### Input data
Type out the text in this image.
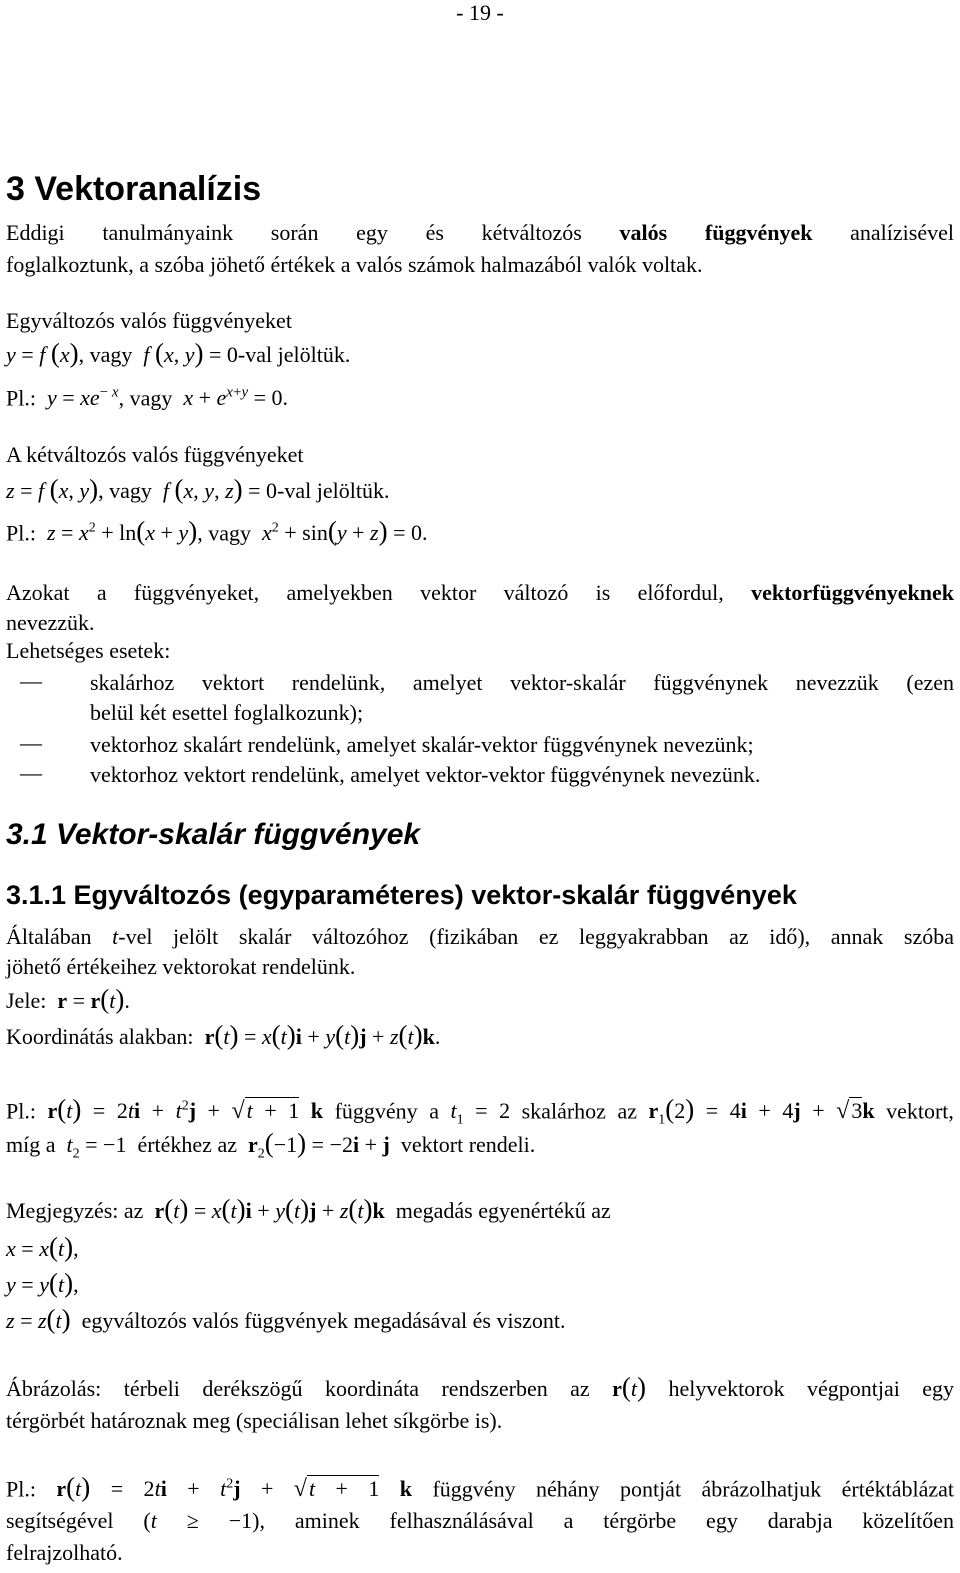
- 19 -
3 Vektoranalízis
Eddigi tanulmányaink során egy és kétváltozós valós függvények analízisével
foglalkoztunk, a szóba jöhető értékek a valós számok halmazából valók voltak.
Egyváltozós valós függvényeket
y = f (x), vagy f (x, y) = 0-val jelöltük.
Pl.: $y = xe^{- x}$, vagy $x + e^{x+y} = 0$.
A kétváltozós valós függvényeket
z = f (x, y), vagy f (x, y, z) = 0-val jelöltük.
Pl.: $z = x^2 + \ln(x + y)$, vagy $x^2 + \sin(y + z) = 0$.
Azokat a függvényeket, amelyekben vektor változó is előfordul, vektorfüggvényeknek
nevezzük.
Lehetséges esetek:
—	skalárhoz vektort rendelünk, amelyet vektor-skalár függvénynek nevezzük (ezen
belül két esettel foglalkozunk);
—	vektorhoz skalárt rendelünk, amelyet skalár-vektor függvénynek nevezünk;
—	vektorhoz vektort rendelünk, amelyet vektor-vektor függvénynek nevezünk.
3.1 Vektor-skalár függvények
3.1.1 Egyváltozós (egyparaméteres) vektor-skalár függvények
Általában t-vel jelölt skalár változóhoz (fizikában ez leggyakrabban az idő), annak szóba
jöhető értékeihez vektorokat rendelünk.
Jele: r = r(t).
Koordinátás alakban: r(t) = x(t)i + y(t)j + z(t)k.
Pl.: $r(t) = 2ti + t^2j + √t + 1$ k függvény a $t_1 = 2$ skalárhoz az $r_1(2) = 4i + 4j + √3k$ vektort,
míg a $t_2 = -1$ értékhez az $r_2(-1) = -2i + j$ vektort rendeli.
Megjegyzés: az r(t) = x(t)i + y(t)j + z(t)k megadás egyenértékű az
x = x(t),
y = y(t),
z = z(t) egyváltozós valós függvények megadásával és viszont.
Ábrázolás: térbeli derékszögű koordináta rendszerben az r(t) helyvektorok végpontjai egy
térgörbét határoznak meg (speciálisan lehet síkgörbe is).
Pl.: $r(t) = 2ti + t^2j + √t + 1$ k függvény néhány pontját ábrázolhatjuk értéktáblázat
segítségével (t ≥ −1), aminek felhasználásával a térgörbe egy darabja közelítően
felrajzolható.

### What this task involves
Each line above that holds the string "függvényeket" should be copied and shown.

### Solution to the problem
Egyváltozós valós függvényeket
A kétváltozós valós függvényeket
Azokat a függvényeket, amelyekben vektor változó is előfordul, vektorfüggvényeknek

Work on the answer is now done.